Document text records:
══════════
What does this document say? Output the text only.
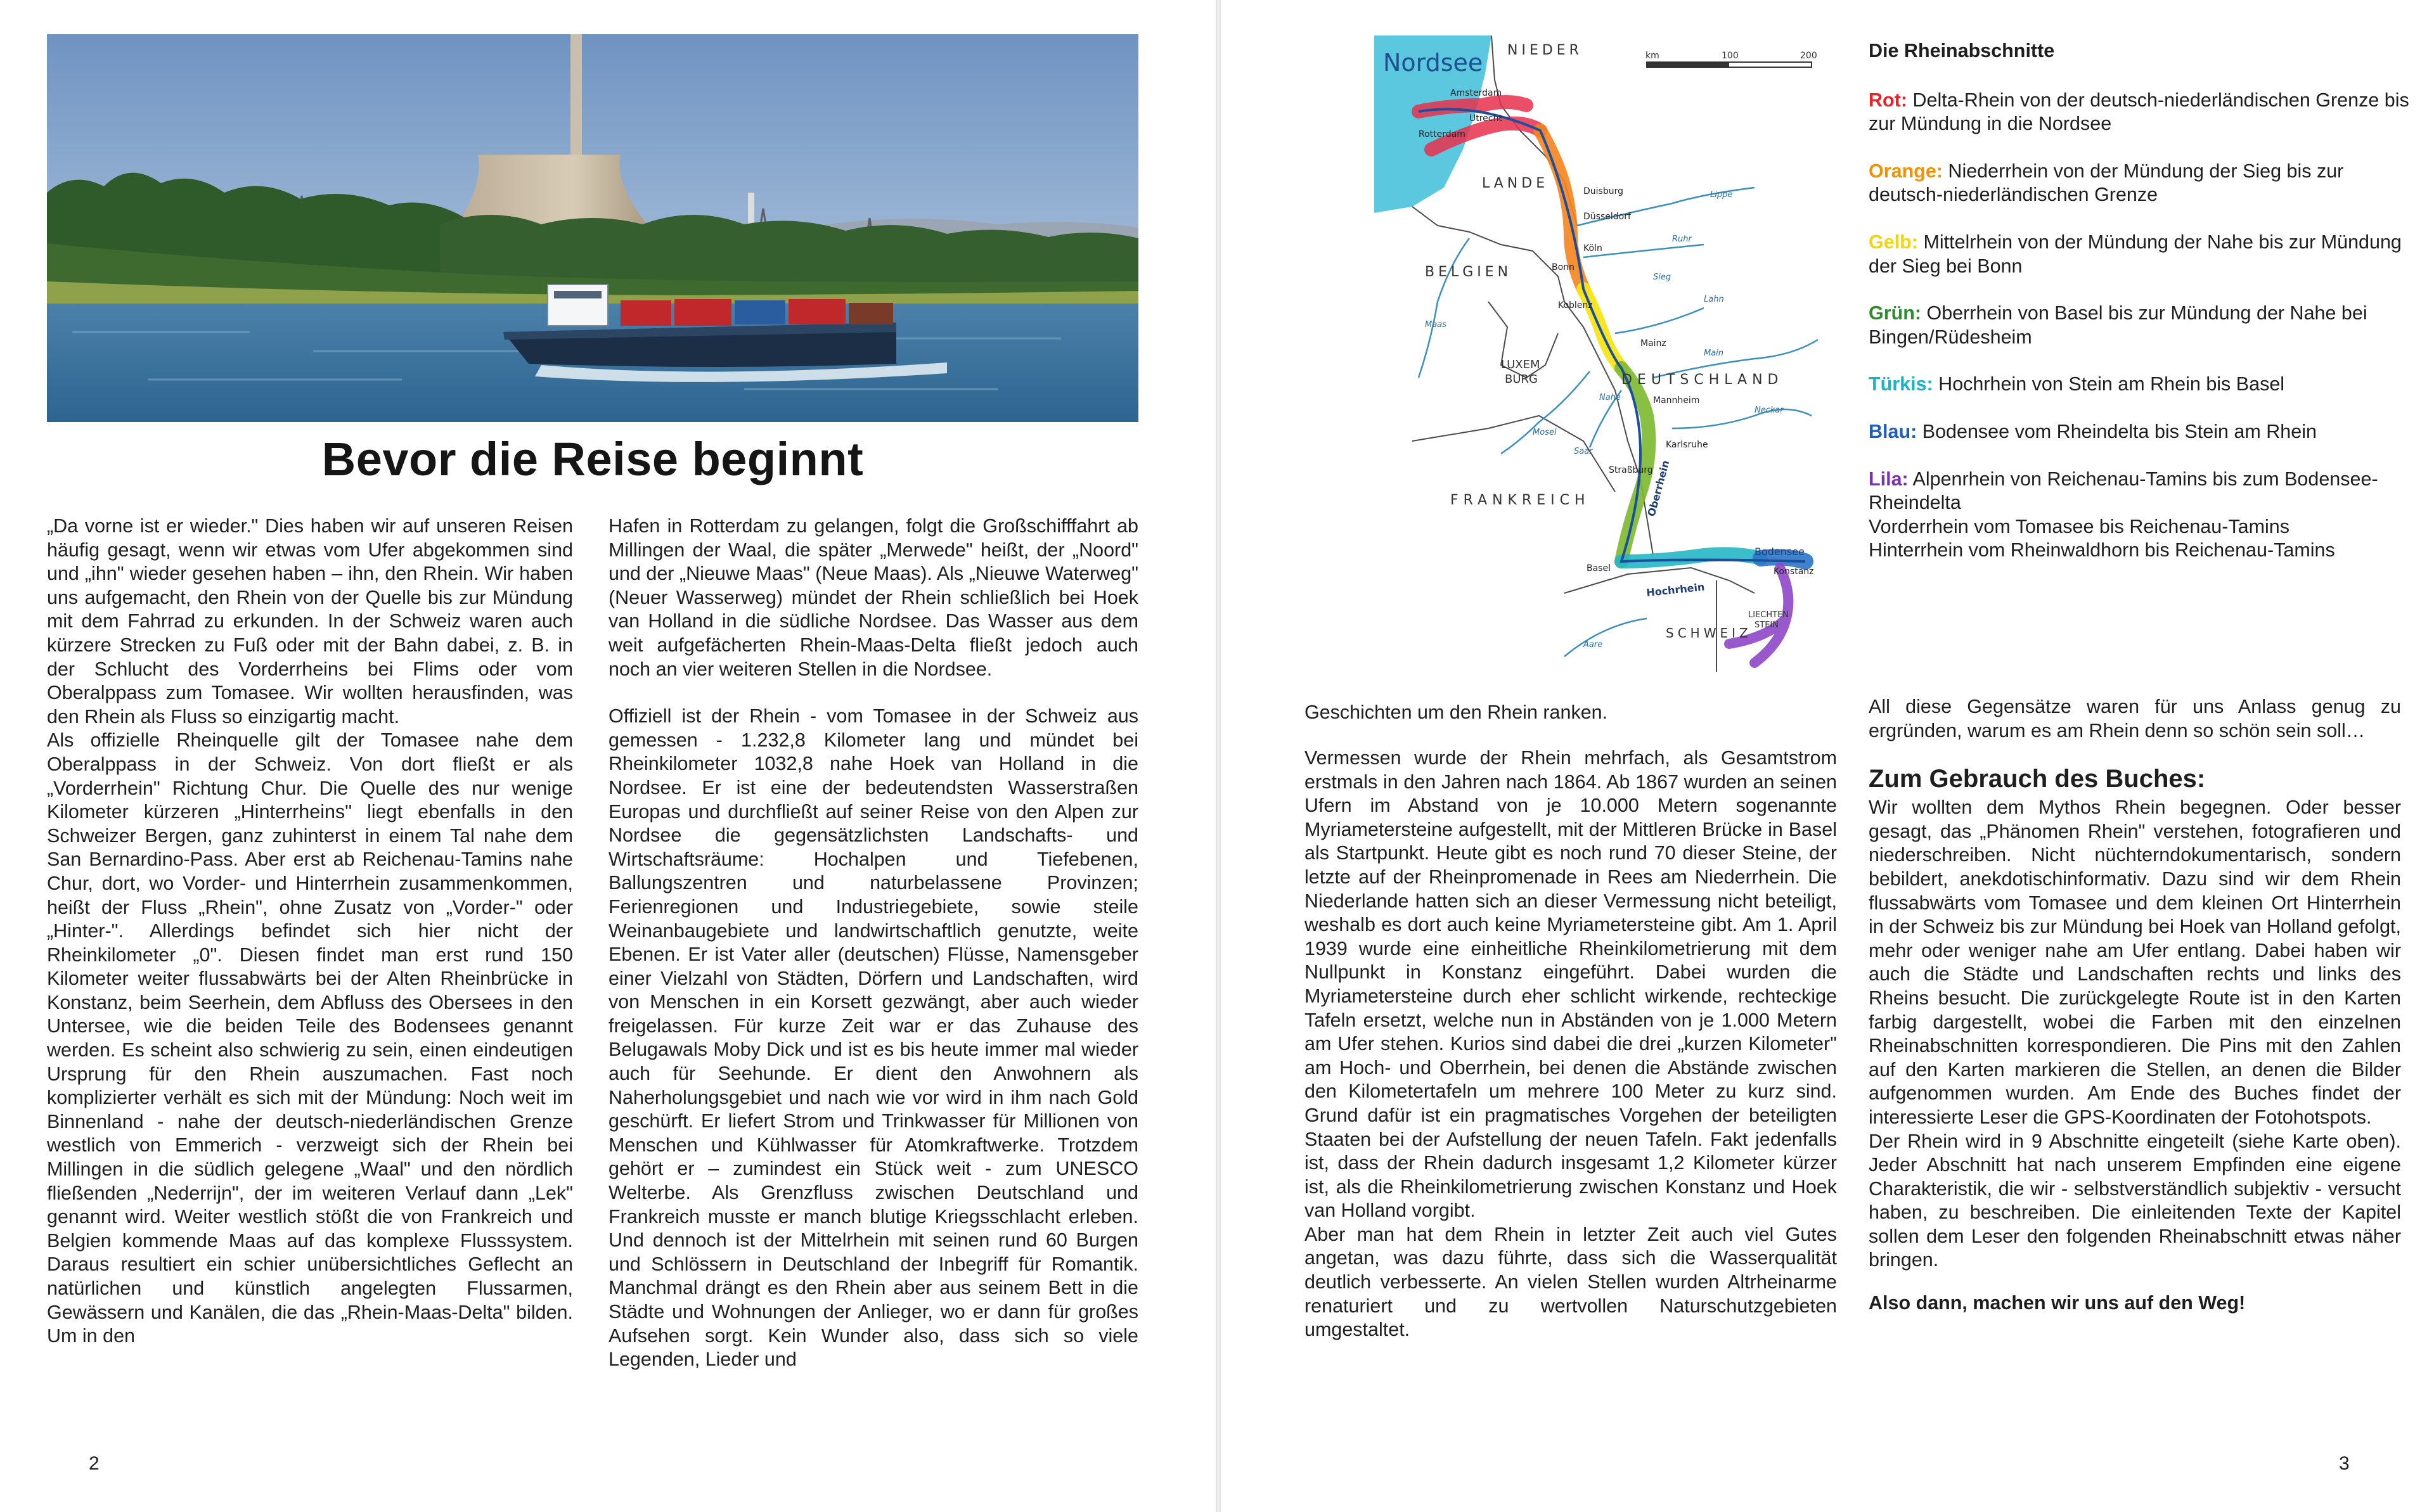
Bevor die Reise beginnt

„Da vorne ist er wieder." Dies haben wir auf unseren Reisen häufig gesagt, wenn wir etwas vom Ufer abgekommen sind und „ihn" wieder gesehen haben – ihn, den Rhein. Wir haben uns aufgemacht, den Rhein von der Quelle bis zur Mündung mit dem Fahrrad zu erkunden. In der Schweiz waren auch kürzere Strecken zu Fuß oder mit der Bahn dabei, z. B. in der Schlucht des Vorderrheins bei Flims oder vom Oberalppass zum Tomasee. Wir wollten herausfinden, was den Rhein als Fluss so einzigartig macht.

Als offizielle Rheinquelle gilt der Tomasee nahe dem Oberalppass in der Schweiz. Von dort fließt er als „Vorderrhein" Richtung Chur. Die Quelle des nur wenige Kilometer kürzeren „Hinterrheins" liegt ebenfalls in den Schweizer Bergen, ganz zuhinterst in einem Tal nahe dem San Bernardino-Pass. Aber erst ab Reichenau-Tamins nahe Chur, dort, wo Vorder- und Hinterrhein zusammenkommen, heißt der Fluss „Rhein", ohne Zusatz von „Vorder-" oder „Hinter-". Allerdings befindet sich hier nicht der Rheinkilometer „0". Diesen findet man erst rund 150 Kilometer weiter flussabwärts bei der Alten Rheinbrücke in Konstanz, beim Seerhein, dem Abfluss des Obersees in den Untersee, wie die beiden Teile des Bodensees genannt werden. Es scheint also schwierig zu sein, einen eindeutigen Ursprung für den Rhein auszumachen. Fast noch komplizierter verhält es sich mit der Mündung: Noch weit im Binnenland - nahe der deutsch-niederländischen Grenze westlich von Emmerich - verzweigt sich der Rhein bei Millingen in die südlich gelegene „Waal" und den nördlich fließenden „Nederrijn", der im weiteren Verlauf dann „Lek" genannt wird. Weiter westlich stößt die von Frankreich und Belgien kommende Maas auf das komplexe Flusssystem. Daraus resultiert ein schier unübersichtliches Geflecht an natürlichen und künstlich angelegten Flussarmen, Gewässern und Kanälen, die das „Rhein-Maas-Delta" bilden. Um in den

Hafen in Rotterdam zu gelangen, folgt die Großschifffahrt ab Millingen der Waal, die später „Merwede" heißt, der „Noord" und der „Nieuwe Maas" (Neue Maas). Als „Nieuwe Waterweg" (Neuer Wasserweg) mündet der Rhein schließlich bei Hoek van Holland in die südliche Nordsee. Das Wasser aus dem weit aufgefächerten Rhein-Maas-Delta fließt jedoch auch noch an vier weiteren Stellen in die Nordsee.

Offiziell ist der Rhein - vom Tomasee in der Schweiz aus gemessen - 1.232,8 Kilometer lang und mündet bei Rheinkilometer 1032,8 nahe Hoek van Holland in die Nordsee. Er ist eine der bedeutendsten Wasserstraßen Europas und durchfließt auf seiner Reise von den Alpen zur Nordsee die gegensätzlichsten Landschafts- und Wirtschaftsräume: Hochalpen und Tiefebenen, Ballungszentren und naturbelassene Provinzen; Ferienregionen und Industriegebiete, sowie steile Weinanbaugebiete und landwirtschaftlich genutzte, weite Ebenen. Er ist Vater aller (deutschen) Flüsse, Namensgeber einer Vielzahl von Städten, Dörfern und Landschaften, wird von Menschen in ein Korsett gezwängt, aber auch wieder freigelassen. Für kurze Zeit war er das Zuhause des Belugawals Moby Dick und ist es bis heute immer mal wieder auch für Seehunde. Er dient den Anwohnern als Naherholungsgebiet und nach wie vor wird in ihm nach Gold geschürft. Er liefert Strom und Trinkwasser für Millionen von Menschen und Kühlwasser für Atomkraftwerke. Trotzdem gehört er – zumindest ein Stück weit - zum UNESCO Welterbe. Als Grenzfluss zwischen Deutschland und Frankreich musste er manch blutige Kriegsschlacht erleben. Und dennoch ist der Mittelrhein mit seinen rund 60 Burgen und Schlössern in Deutschland der Inbegriff für Romantik. Manchmal drängt es den Rhein aber aus seinem Bett in die Städte und Wohnungen der Anlieger, wo er dann für großes Aufsehen sorgt. Kein Wunder also, dass sich so viele Legenden, Lieder und

2
km	100	200
Nordsee NIEDER
LANDE
BELGIEN
LUXEM
BURG	DEUTSCHLAND
FRANKREICH
SCHWEIZ
LIECHTEN
STEIN
Bodensee
Hochrhein
Oberrhein
Amsterdam
Utrecht
Rotterdam
Duisburg
Düsseldorf
Köln
Bonn
Koblenz
Mainz
Mannheim
Karlsruhe
Straßburg
Basel	Konstanz
Maas
Mosel
Main
Neckar
Ruhr
Lippe
Lahn
Sieg
Nahe
Saar
Aare
Geschichten um den Rhein ranken.

Vermessen wurde der Rhein mehrfach, als Gesamtstrom erstmals in den Jahren nach 1864. Ab 1867 wurden an seinen Ufern im Abstand von je 10.000 Metern sogenannte Myriametersteine aufgestellt, mit der Mittleren Brücke in Basel als Startpunkt. Heute gibt es noch rund 70 dieser Steine, der letzte auf der Rheinpromenade in Rees am Niederrhein. Die Niederlande hatten sich an dieser Vermessung nicht beteiligt, weshalb es dort auch keine Myriametersteine gibt. Am 1. April 1939 wurde eine einheitliche Rheinkilometrierung mit dem Nullpunkt in Konstanz eingeführt. Dabei wurden die Myriametersteine durch eher schlicht wirkende, rechteckige Tafeln ersetzt, welche nun in Abständen von je 1.000 Metern am Ufer stehen. Kurios sind dabei die drei „kurzen Kilometer" am Hoch- und Oberrhein, bei denen die Abstände zwischen den Kilometertafeln um mehrere 100 Meter zu kurz sind. Grund dafür ist ein pragmatisches Vorgehen der beteiligten Staaten bei der Aufstellung der neuen Tafeln. Fakt jedenfalls ist, dass der Rhein dadurch insgesamt 1,2 Kilometer kürzer ist, als die Rheinkilometrierung zwischen Konstanz und Hoek van Holland vorgibt.

Aber man hat dem Rhein in letzter Zeit auch viel Gutes angetan, was dazu führte, dass sich die Wasserqualität deutlich verbesserte. An vielen Stellen wurden Altrheinarme renaturiert und zu wertvollen Naturschutzgebieten umgestaltet.

Die Rheinabschnitte
Rot: Delta-Rhein von der deutsch-niederländischen Grenze bis zur Mündung in die Nordsee
Orange: Niederrhein von der Mündung der Sieg bis zur deutsch-niederländischen Grenze
Gelb: Mittelrhein von der Mündung der Nahe bis zur Mündung der Sieg bei Bonn
Grün: Oberrhein von Basel bis zur Mündung der Nahe bei Bingen/Rüdesheim
Türkis: Hochrhein von Stein am Rhein bis Basel
Blau: Bodensee vom Rheindelta bis Stein am Rhein
Lila: Alpenrhein von Reichenau-Tamins bis zum Bodensee-Rheindelta
Vorderrhein vom Tomasee bis Reichenau-Tamins
Hinterrhein vom Rheinwaldhorn bis Reichenau-Tamins

All diese Gegensätze waren für uns Anlass genug zu ergründen, warum es am Rhein denn so schön sein soll…

Zum Gebrauch des Buches:

Wir wollten dem Mythos Rhein begegnen. Oder besser gesagt, das „Phänomen Rhein" verstehen, fotografieren und niederschreiben. Nicht nüchterndokumentarisch, sondern bebildert, anekdotischinformativ. Dazu sind wir dem Rhein flussabwärts vom Tomasee und dem kleinen Ort Hinterrhein in der Schweiz bis zur Mündung bei Hoek van Holland gefolgt, mehr oder weniger nahe am Ufer entlang. Dabei haben wir auch die Städte und Landschaften rechts und links des Rheins besucht. Die zurückgelegte Route ist in den Karten farbig dargestellt, wobei die Farben mit den einzelnen Rheinabschnitten korrespondieren. Die Pins mit den Zahlen auf den Karten markieren die Stellen, an denen die Bilder aufgenommen wurden. Am Ende des Buches findet der interessierte Leser die GPS-Koordinaten der Fotohotspots.

Der Rhein wird in 9 Abschnitte eingeteilt (siehe Karte oben). Jeder Abschnitt hat nach unserem Empfinden eine eigene Charakteristik, die wir - selbstverständlich subjektiv - versucht haben, zu beschreiben. Die einleitenden Texte der Kapitel sollen dem Leser den folgenden Rheinabschnitt etwas näher bringen.

Also dann, machen wir uns auf den Weg!

3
══════════
## Work required
Show the lines above with "Rheindelta".

## Solution
Blau: Bodensee vom Rheindelta bis Stein am Rhein
Lila: Alpenrhein von Reichenau-Tamins bis zum Bodensee-Rheindelta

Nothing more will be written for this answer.